Within the material below, find each line bearing the word "المراد" and present it.

■ MATERIAL PROVIDED ■
-*-*-

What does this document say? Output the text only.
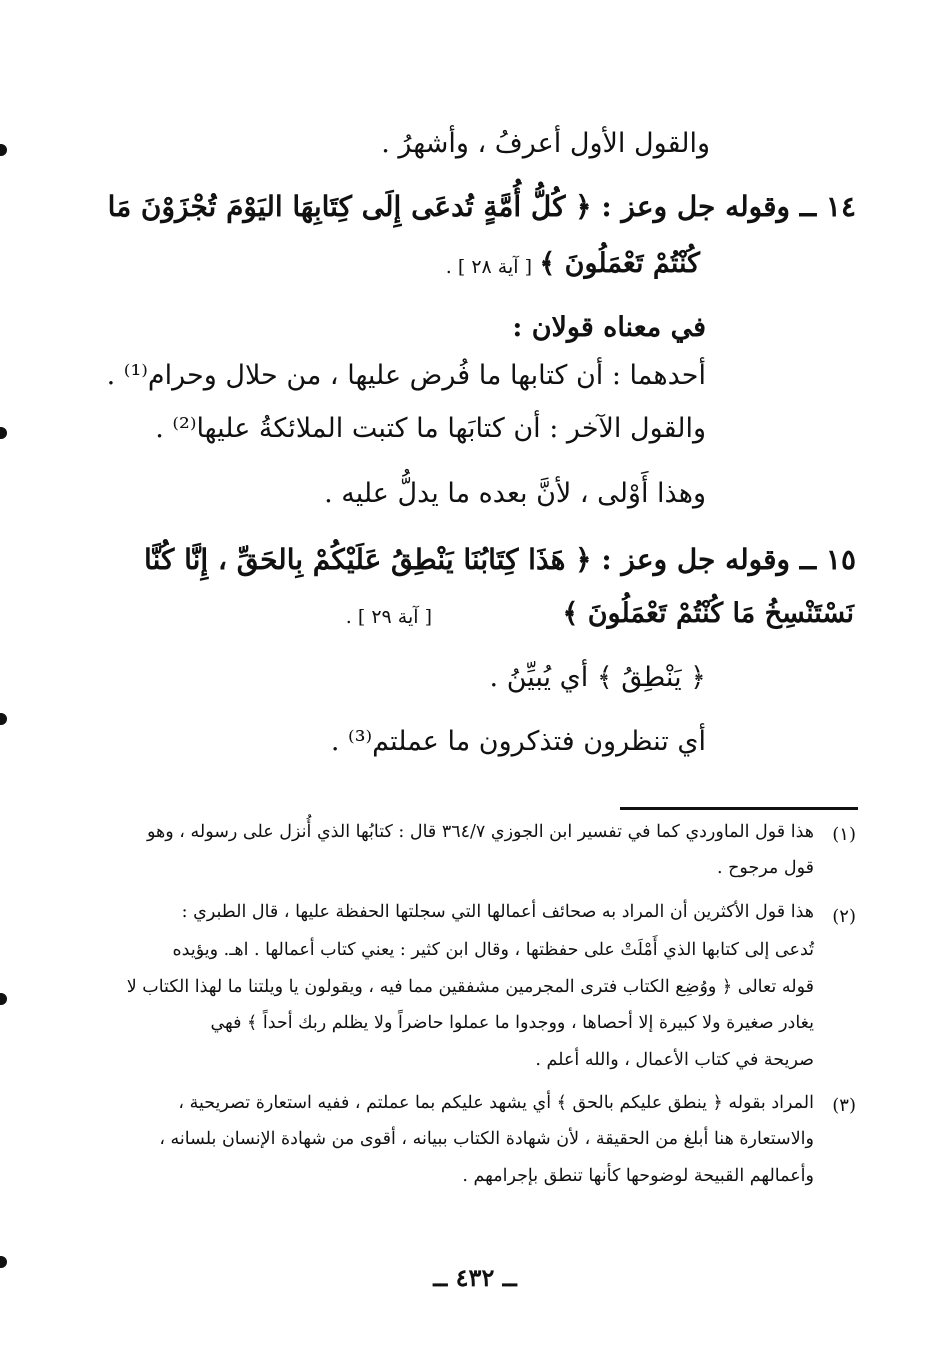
والقول الأول أعرفُ ، وأشهرُ .
١٤ ــ وقوله جل وعز : ﴿ كُلُّ أُمَّةٍ تُدعَى إِلَى كِتَابِهَا اليَوْمَ تُجْزَوْنَ مَا
كُنْتُمْ تَعْمَلُونَ ﴾
[ آية ٢٨ ] .
في معناه قولان :
أحدهما : أن كتابها ما فُرض عليها ، من حلال وحرام⁽¹⁾ .
والقول الآخر : أن كتابَها ما كتبت الملائكةُ عليها⁽²⁾ .
وهذا أَوْلى ، لأنَّ بعده ما يدلُّ عليه .
١٥ ــ وقوله جل وعز : ﴿ هَذَا كِتَابُنَا يَنْطِقُ عَلَيْكُمْ بِالحَقِّ ، إِنَّا كُنَّا
نَسْتَنْسِخُ مَا كُنْتُمْ تَعْمَلُونَ ﴾
[ آية ٢٩ ] .
﴿ يَنْطِقُ ﴾ أي يُبيِّنُ .
أي تنظرون فتذكرون ما عملتم⁽³⁾ .
(١)
(٢)
(٣)
هذا قول الماوردي كما في تفسير ابن الجوزي ٣٦٤/٧ قال : كتابُها الذي أُنزل على رسوله ، وهو
قول مرجوح .
هذا قول الأكثرين أن المراد به صحائف أعمالها التي سجلتها الحفظة عليها ، قال الطبري :
تُدعى إلى كتابها الذي أَمْلَتْ على حفظتها ، وقال ابن كثير : يعني كتاب أعمالها . اهـ. ويؤيده
قوله تعالى ﴿ ووُضِع الكتاب فترى المجرمين مشفقين مما فيه ، ويقولون يا ويلتنا ما لهذا الكتاب لا
يغادر صغيرة ولا كبيرة إلا أحصاها ، ووجدوا ما عملوا حاضراً ولا يظلم ربك أحداً ﴾ فهي
صريحة في كتاب الأعمال ، والله أعلم .
المراد بقوله ﴿ ينطق عليكم بالحق ﴾ أي يشهد عليكم بما عملتم ، ففيه استعارة تصريحية ،
والاستعارة هنا أبلغ من الحقيقة ، لأن شهادة الكتاب ببيانه ، أقوى من شهادة الإنسان بلسانه ،
وأعمالهم القبيحة لوضوحها كأنها تنطق بإجرامهم .
ــ ٤٣٢ ــ
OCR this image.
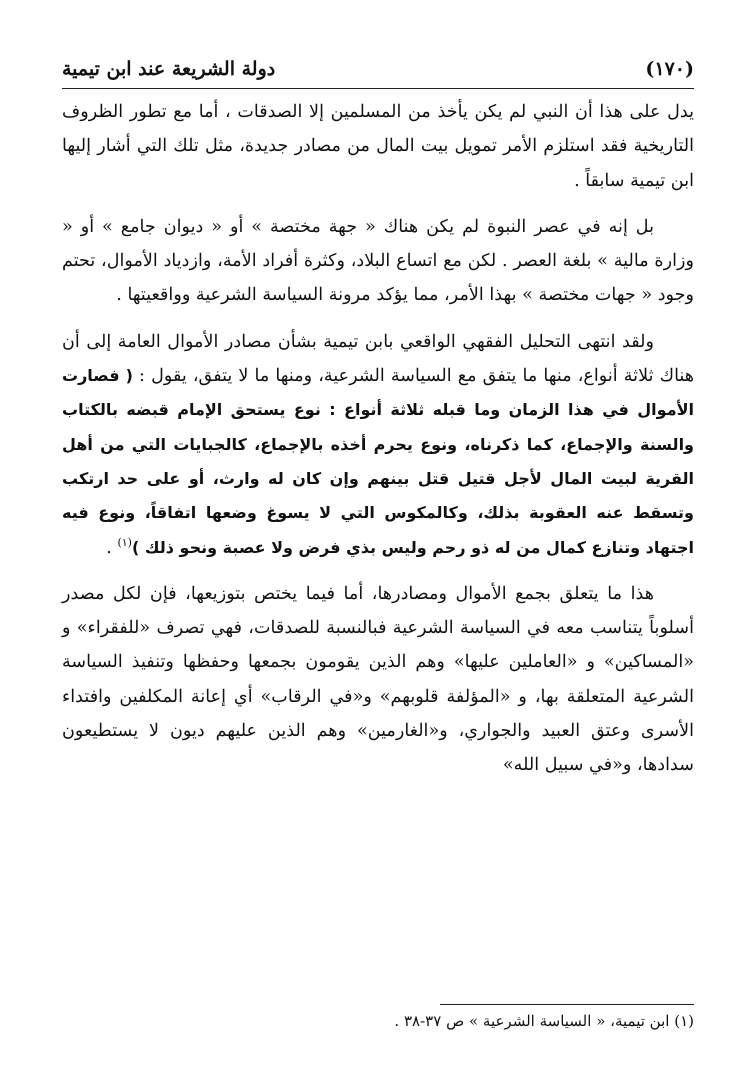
(١٧٠)
دولة الشريعة عند ابن تيمية

يدل على هذا أن النبي لم يكن يأخذ من المسلمين إلا الصدقات ، أما مع تطور الظروف التاريخية فقد استلزم الأمر تمويل بيت المال من مصادر جديدة، مثل تلك التي أشار إليها ابن تيمية سابقاً .

بل إنه في عصر النبوة لم يكن هناك « جهة مختصة » أو « ديوان جامع » أو « وزارة مالية » بلغة العصر . لكن مع اتساع البلاد، وكثرة أفراد الأمة، وازدياد الأموال، تحتم وجود « جهات مختصة » بهذا الأمر، مما يؤكد مرونة السياسة الشرعية وواقعيتها .

ولقد انتهى التحليل الفقهي الواقعي بابن تيمية بشأن مصادر الأموال العامة إلى أن هناك ثلاثة أنواع، منها ما يتفق مع السياسة الشرعية، ومنها ما لا يتفق، يقول : ( فصارت الأموال في هذا الزمان وما قبله ثلاثة أنواع : نوع يستحق الإمام قبضه بالكتاب والسنة والإجماع، كما ذكرناه، ونوع يحرم أخذه بالإجماع، كالجبايات التي من أهل القرية لبيت المال لأجل قتيل قتل بينهم وإن كان له وارث، أو على حد ارتكب وتسقط عنه العقوبة بذلك، وكالمكوس التي لا يسوغ وضعها اتفاقاً، ونوع فيه اجتهاد وتنازع كمال من له ذو رحم وليس بذي فرض ولا عصبة ونحو ذلك )$^{(١)}$ .

هذا ما يتعلق بجمع الأموال ومصادرها، أما فيما يختص بتوزيعها، فإن لكل مصدر أسلوباً يتناسب معه في السياسة الشرعية فبالنسبة للصدقات، فهي تصرف «للفقراء» و «المساكين» و «العاملين عليها» وهم الذين يقومون بجمعها وحفظها وتنفيذ السياسة الشرعية المتعلقة بها، و «المؤلفة قلوبهم» و«في الرقاب» أي إعانة المكلفين وافتداء الأسرى وعتق العبيد والجواري، و«الغارمين» وهم الذين عليهم ديون لا يستطيعون سدادها، و«في سبيل الله»

(١) ابن تيمية، « السياسة الشرعية » ص ٣٧-٣٨ .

-*-*-

■ COMPLETE OUTPUT ■
هذا قول الأكثرين أن المراد به صحائف أعمالها التي سجلتها الحفظة عليها ، قال الطبري :
المراد بقوله ﴿ ينطق عليكم بالحق ﴾ أي يشهد عليكم بما عملتم ، ففيه استعارة تصريحية ،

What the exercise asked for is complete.